── Excerpted records

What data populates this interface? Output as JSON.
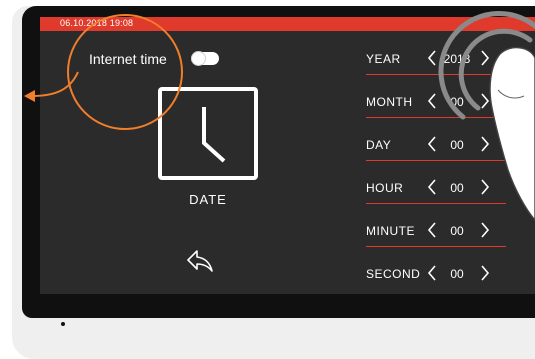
{
  "status_bar": {
    "datetime": "06.10.2018  19:08"
  },
  "internet_time": {
    "label": "Internet time",
    "enabled": false
  },
  "left_panel": {
    "date_label": "DATE",
    "icon": "clock-icon",
    "back_icon": "back-arrow-icon"
  },
  "fields": [
    {
      "label": "YEAR",
      "value": "2018"
    },
    {
      "label": "MONTH",
      "value": "00"
    },
    {
      "label": "DAY",
      "value": "00"
    },
    {
      "label": "HOUR",
      "value": "00"
    },
    {
      "label": "MINUTE",
      "value": "00"
    },
    {
      "label": "SECOND",
      "value": "00"
    }
  ],
  "colors": {
    "accent": "#e03a2c",
    "annotation": "#f07e2a",
    "screen_bg": "#2b2b2b",
    "text": "#ffffff"
  }
}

────

** Task directions **
Scan the data above and copy every line with "icon" in it.

** Solution for this problem **
    "icon": "clock-icon",
    "back_icon": "back-arrow-icon"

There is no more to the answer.